=== Instructions for the task ===
Lines that contain "организации" are to be counted; give only their number.

=== Source data ===
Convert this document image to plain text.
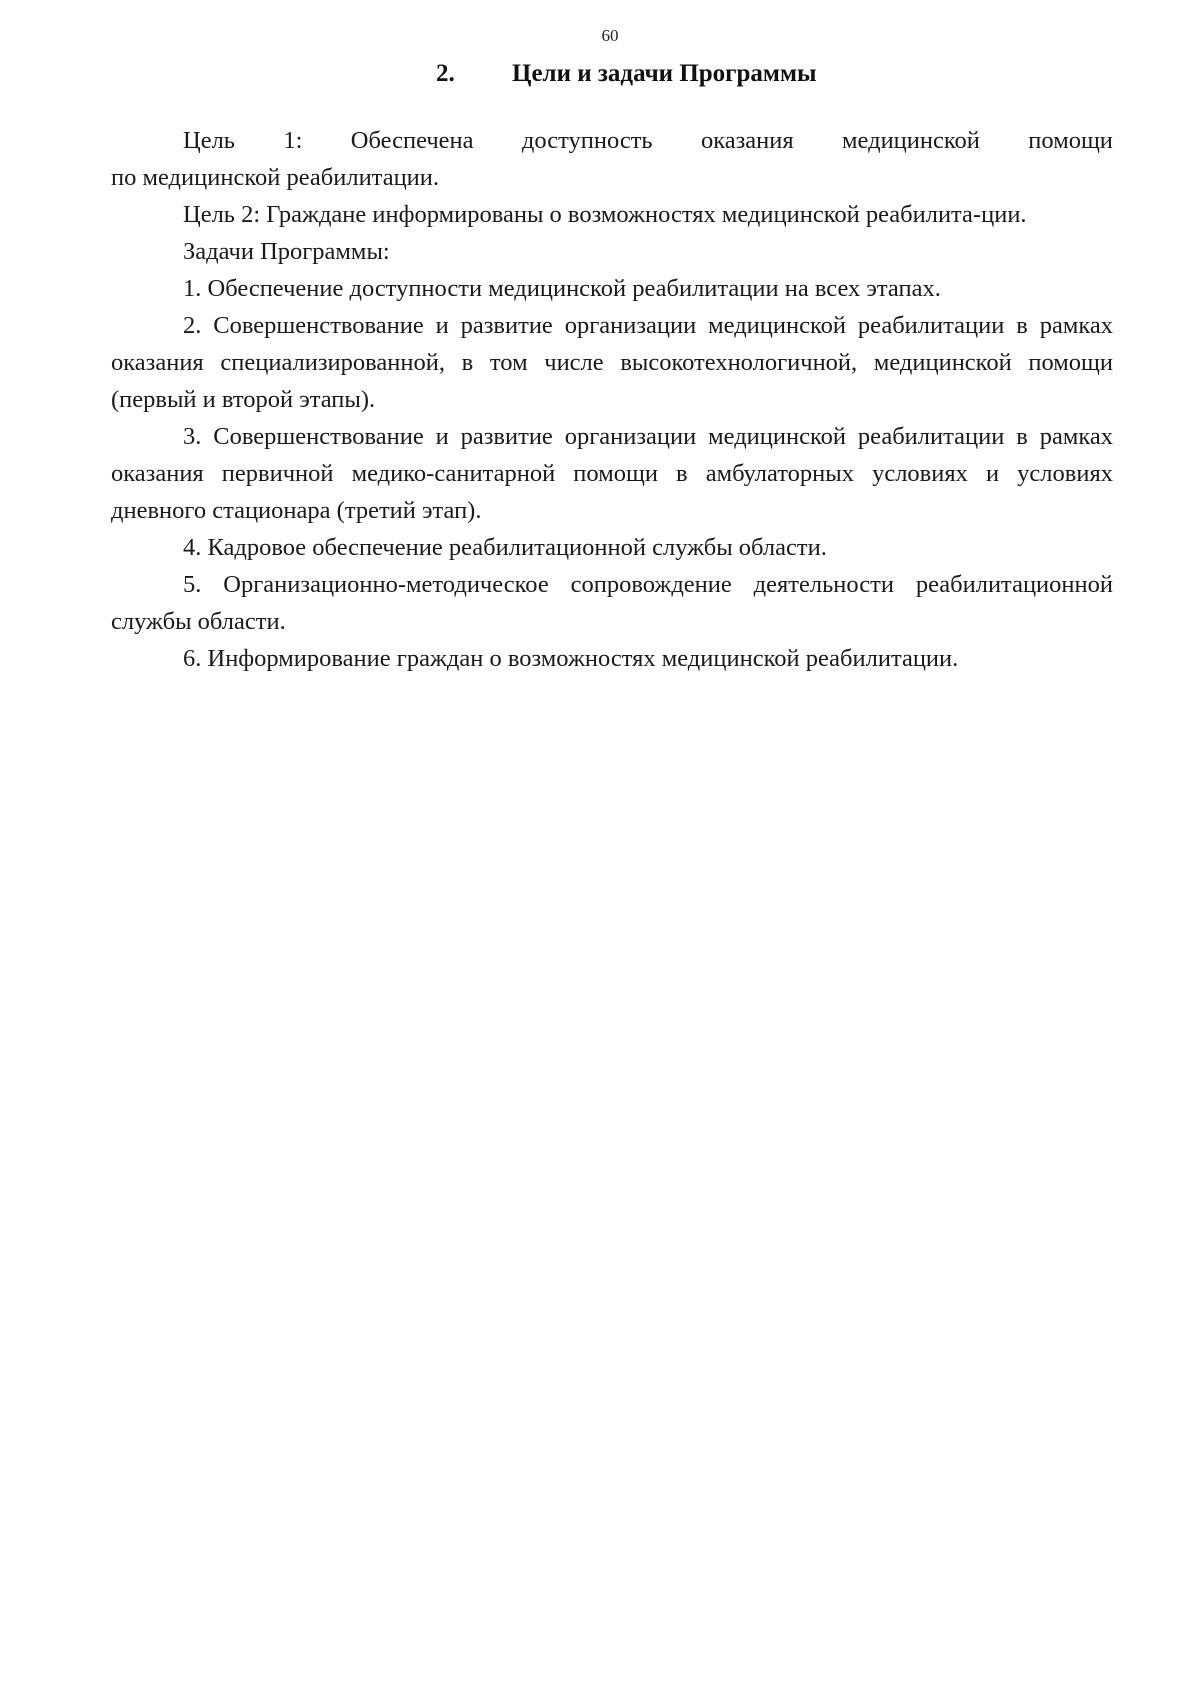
60
2. Цели и задачи Программы
Цель 1: Обеспечена доступность оказания медицинской помощи
по медицинской реабилитации.

Цель 2: Граждане информированы о возможностях медицинской реабилита-ции.

Задачи Программы:

1. Обеспечение доступности медицинской реабилитации на всех этапах.

2. Совершенствование и развитие организации медицинской реабилитации в рамках оказания специализированной, в том числе высокотехнологичной, медицинской помощи (первый и второй этапы).

3. Совершенствование и развитие организации медицинской реабилитации в рамках оказания первичной медико-санитарной помощи в амбулаторных условиях и условиях дневного стационара (третий этап).

4. Кадровое обеспечение реабилитационной службы области.

5. Организационно-методическое сопровождение деятельности реабилитационной службы области.

6. Информирование граждан о возможностях медицинской реабилитации.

=== Task answer ===
2